### EXERCISE DATA
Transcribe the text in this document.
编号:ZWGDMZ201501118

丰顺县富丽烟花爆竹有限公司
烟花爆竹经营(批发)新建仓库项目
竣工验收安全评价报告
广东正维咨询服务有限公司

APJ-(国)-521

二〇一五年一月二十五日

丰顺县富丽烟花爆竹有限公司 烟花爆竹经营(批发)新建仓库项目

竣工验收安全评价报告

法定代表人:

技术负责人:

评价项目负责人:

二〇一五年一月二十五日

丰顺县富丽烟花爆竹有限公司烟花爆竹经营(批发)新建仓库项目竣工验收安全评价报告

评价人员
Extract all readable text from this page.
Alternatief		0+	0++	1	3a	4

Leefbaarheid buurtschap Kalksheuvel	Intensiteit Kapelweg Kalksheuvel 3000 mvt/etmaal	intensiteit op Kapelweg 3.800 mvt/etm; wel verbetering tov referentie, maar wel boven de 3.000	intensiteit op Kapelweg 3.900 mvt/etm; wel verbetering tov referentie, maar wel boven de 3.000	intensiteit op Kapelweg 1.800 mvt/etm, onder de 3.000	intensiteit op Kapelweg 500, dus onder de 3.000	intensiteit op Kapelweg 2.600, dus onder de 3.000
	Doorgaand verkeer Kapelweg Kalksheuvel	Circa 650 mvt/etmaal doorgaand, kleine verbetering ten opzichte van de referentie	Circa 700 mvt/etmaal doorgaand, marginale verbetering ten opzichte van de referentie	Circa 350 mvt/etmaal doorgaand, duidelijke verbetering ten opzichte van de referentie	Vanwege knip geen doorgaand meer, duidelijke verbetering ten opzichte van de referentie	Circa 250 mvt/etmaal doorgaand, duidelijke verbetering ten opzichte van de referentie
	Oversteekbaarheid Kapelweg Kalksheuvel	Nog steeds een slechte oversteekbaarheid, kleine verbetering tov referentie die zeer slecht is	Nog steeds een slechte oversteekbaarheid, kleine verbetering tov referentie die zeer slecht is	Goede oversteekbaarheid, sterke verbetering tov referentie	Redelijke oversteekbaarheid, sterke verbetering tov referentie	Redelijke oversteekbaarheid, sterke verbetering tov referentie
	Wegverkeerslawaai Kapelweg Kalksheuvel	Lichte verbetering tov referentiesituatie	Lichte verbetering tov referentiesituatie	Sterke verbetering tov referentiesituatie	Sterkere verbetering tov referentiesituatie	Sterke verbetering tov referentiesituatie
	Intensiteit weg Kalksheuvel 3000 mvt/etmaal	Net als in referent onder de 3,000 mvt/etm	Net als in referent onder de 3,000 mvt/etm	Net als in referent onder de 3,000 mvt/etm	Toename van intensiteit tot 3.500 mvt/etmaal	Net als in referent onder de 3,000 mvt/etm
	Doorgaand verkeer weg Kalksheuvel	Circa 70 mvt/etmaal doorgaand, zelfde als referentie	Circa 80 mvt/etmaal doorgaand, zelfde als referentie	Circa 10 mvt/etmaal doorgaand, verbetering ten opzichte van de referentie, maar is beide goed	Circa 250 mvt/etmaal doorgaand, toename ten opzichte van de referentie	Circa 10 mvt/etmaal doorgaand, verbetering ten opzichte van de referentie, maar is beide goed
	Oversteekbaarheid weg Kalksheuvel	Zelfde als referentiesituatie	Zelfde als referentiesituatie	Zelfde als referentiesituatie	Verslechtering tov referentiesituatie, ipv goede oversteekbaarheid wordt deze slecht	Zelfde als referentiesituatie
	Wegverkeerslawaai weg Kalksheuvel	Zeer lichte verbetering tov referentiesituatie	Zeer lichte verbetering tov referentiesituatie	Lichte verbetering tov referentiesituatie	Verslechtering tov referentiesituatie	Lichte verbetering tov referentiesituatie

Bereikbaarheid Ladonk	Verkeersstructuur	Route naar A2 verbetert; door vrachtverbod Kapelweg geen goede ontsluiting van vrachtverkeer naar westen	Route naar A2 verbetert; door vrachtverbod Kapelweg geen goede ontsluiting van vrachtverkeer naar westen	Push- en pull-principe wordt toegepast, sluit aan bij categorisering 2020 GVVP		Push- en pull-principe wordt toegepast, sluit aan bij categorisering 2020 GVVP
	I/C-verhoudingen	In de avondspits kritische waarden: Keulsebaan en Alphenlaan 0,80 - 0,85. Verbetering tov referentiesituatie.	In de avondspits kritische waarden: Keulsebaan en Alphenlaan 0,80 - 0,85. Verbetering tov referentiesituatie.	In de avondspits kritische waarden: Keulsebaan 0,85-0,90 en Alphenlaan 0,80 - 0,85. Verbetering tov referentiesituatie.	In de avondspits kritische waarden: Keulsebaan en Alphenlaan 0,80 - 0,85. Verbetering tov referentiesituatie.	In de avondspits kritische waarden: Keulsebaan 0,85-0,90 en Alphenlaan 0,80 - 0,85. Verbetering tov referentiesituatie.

### TASK BRIEF
Take every line containing the word "Lichte" and copy it.

### CORRECT RESPONSE
	Wegverkeerslawaai Kapelweg Kalksheuvel	Lichte verbetering tov referentiesituatie	Lichte verbetering tov referentiesituatie	Sterke verbetering tov referentiesituatie	Sterkere verbetering tov referentiesituatie	Sterke verbetering tov referentiesituatie
	Wegverkeerslawaai weg Kalksheuvel	Zeer lichte verbetering tov referentiesituatie	Zeer lichte verbetering tov referentiesituatie	Lichte verbetering tov referentiesituatie	Verslechtering tov referentiesituatie	Lichte verbetering tov referentiesituatie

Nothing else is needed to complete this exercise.